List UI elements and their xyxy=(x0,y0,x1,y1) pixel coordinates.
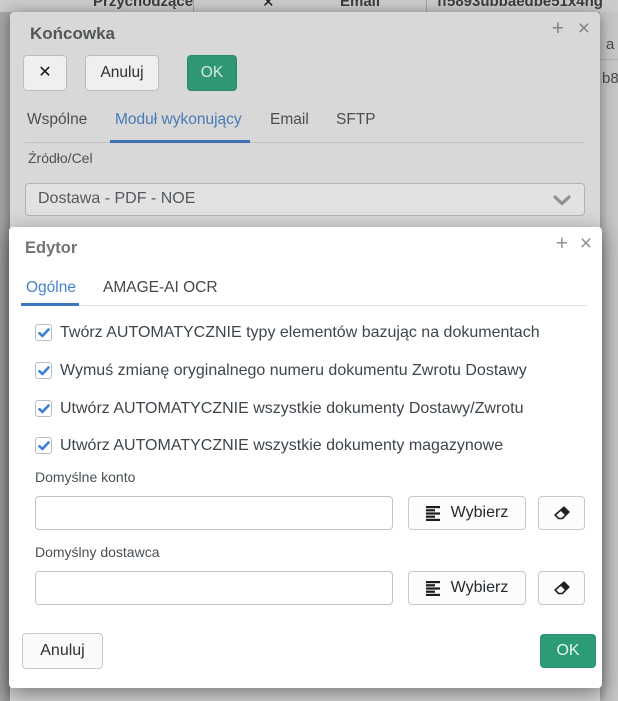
koncowka-dialog-title: Końcowka xyxy=(30,24,115,44)
edytor-ok-button[interactable]: OK xyxy=(540,634,596,668)
checkmark-icon xyxy=(38,404,50,414)
eraser-icon xyxy=(553,580,571,597)
koncowka-close-button[interactable]: ✕ xyxy=(23,55,67,91)
checkbox-checked[interactable] xyxy=(35,324,52,341)
background-cell-type: Przychodzące xyxy=(93,0,193,10)
column-divider xyxy=(426,0,427,12)
source-target-selected-value: Dostawa - PDF - NOE xyxy=(38,190,195,208)
active-tab-underline xyxy=(21,303,79,306)
checkbox-label[interactable]: Twórz AUTOMATYCZNIE typy elementów bazuj… xyxy=(60,324,540,342)
background-row-close-icon: ✕ xyxy=(262,0,275,11)
checkmark-icon xyxy=(38,328,50,338)
checkbox-checked[interactable] xyxy=(35,400,52,417)
checkbox-label[interactable]: Wymuś zmianę oryginalnego numeru dokumen… xyxy=(60,362,527,380)
default-account-input[interactable] xyxy=(35,496,393,530)
column-divider xyxy=(193,0,194,12)
default-account-clear-button[interactable] xyxy=(538,496,585,530)
list-icon xyxy=(426,505,442,521)
eraser-icon xyxy=(553,505,571,522)
choose-button-label: Wybierz xyxy=(451,579,509,597)
maximize-icon[interactable]: + xyxy=(556,233,568,255)
maximize-icon[interactable]: + xyxy=(552,18,564,40)
edytor-cancel-button[interactable]: Anuluj xyxy=(22,633,103,669)
background-fragment: a xyxy=(606,36,614,53)
tab-modul-wykonujacy[interactable]: Moduł wykonujący xyxy=(115,111,242,129)
source-target-select[interactable]: Dostawa - PDF - NOE xyxy=(25,183,585,216)
checkbox-checked[interactable] xyxy=(35,437,52,454)
tab-wspolne[interactable]: Wspólne xyxy=(27,111,87,129)
default-supplier-clear-button[interactable] xyxy=(538,571,585,605)
list-icon xyxy=(426,580,442,596)
row-divider xyxy=(600,59,618,60)
checkmark-icon xyxy=(38,366,50,376)
tab-sftp[interactable]: SFTP xyxy=(336,111,376,129)
edytor-dialog: Edytor + × Ogólne AMAGE-AI OCR Twórz AUT… xyxy=(9,227,602,688)
default-account-choose-button[interactable]: Wybierz xyxy=(408,496,526,530)
background-table-row: Przychodzące ✕ Email ff5893ubbaedbe51x4n… xyxy=(0,0,618,12)
background-page-edge: a b8 xyxy=(600,12,618,701)
tab-ogolne[interactable]: Ogólne xyxy=(26,279,76,297)
koncowka-cancel-button[interactable]: Anuluj xyxy=(85,55,159,91)
default-supplier-label: Domyślny dostawca xyxy=(35,544,160,560)
checkbox-label[interactable]: Utwórz AUTOMATYCZNIE wszystkie dokumenty… xyxy=(60,400,524,418)
checkbox-checked[interactable] xyxy=(35,362,52,379)
tabbar-divider xyxy=(25,142,585,143)
checkmark-icon xyxy=(38,441,50,451)
background-cell-hash: ff5893ubbaedbe51x4ng xyxy=(437,0,603,10)
tab-amage-ai-ocr[interactable]: AMAGE-AI OCR xyxy=(103,279,218,297)
default-supplier-input[interactable] xyxy=(35,571,393,605)
close-icon[interactable]: × xyxy=(580,233,592,255)
close-icon[interactable]: × xyxy=(578,18,590,40)
edytor-dialog-title: Edytor xyxy=(25,239,77,258)
checkbox-label[interactable]: Utwórz AUTOMATYCZNIE wszystkie dokumenty… xyxy=(60,437,503,455)
background-fragment: b8 xyxy=(602,70,618,87)
tab-email[interactable]: Email xyxy=(270,111,309,129)
default-supplier-choose-button[interactable]: Wybierz xyxy=(408,571,526,605)
tabbar-divider xyxy=(23,305,588,306)
choose-button-label: Wybierz xyxy=(451,504,509,522)
default-account-label: Domyślne konto xyxy=(35,469,135,485)
source-target-label: Źródło/Cel xyxy=(28,150,93,166)
active-tab-underline xyxy=(110,140,250,143)
koncowka-ok-button[interactable]: OK xyxy=(187,55,237,91)
background-cell-kind: Email xyxy=(340,0,380,10)
chevron-down-icon xyxy=(553,195,571,206)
------------------------------
#### TASK PROMPT:
Please count how many lines in the entries above contain the string "supplier" (case counts), and give only the number.

#### TASK SOLUTION:
4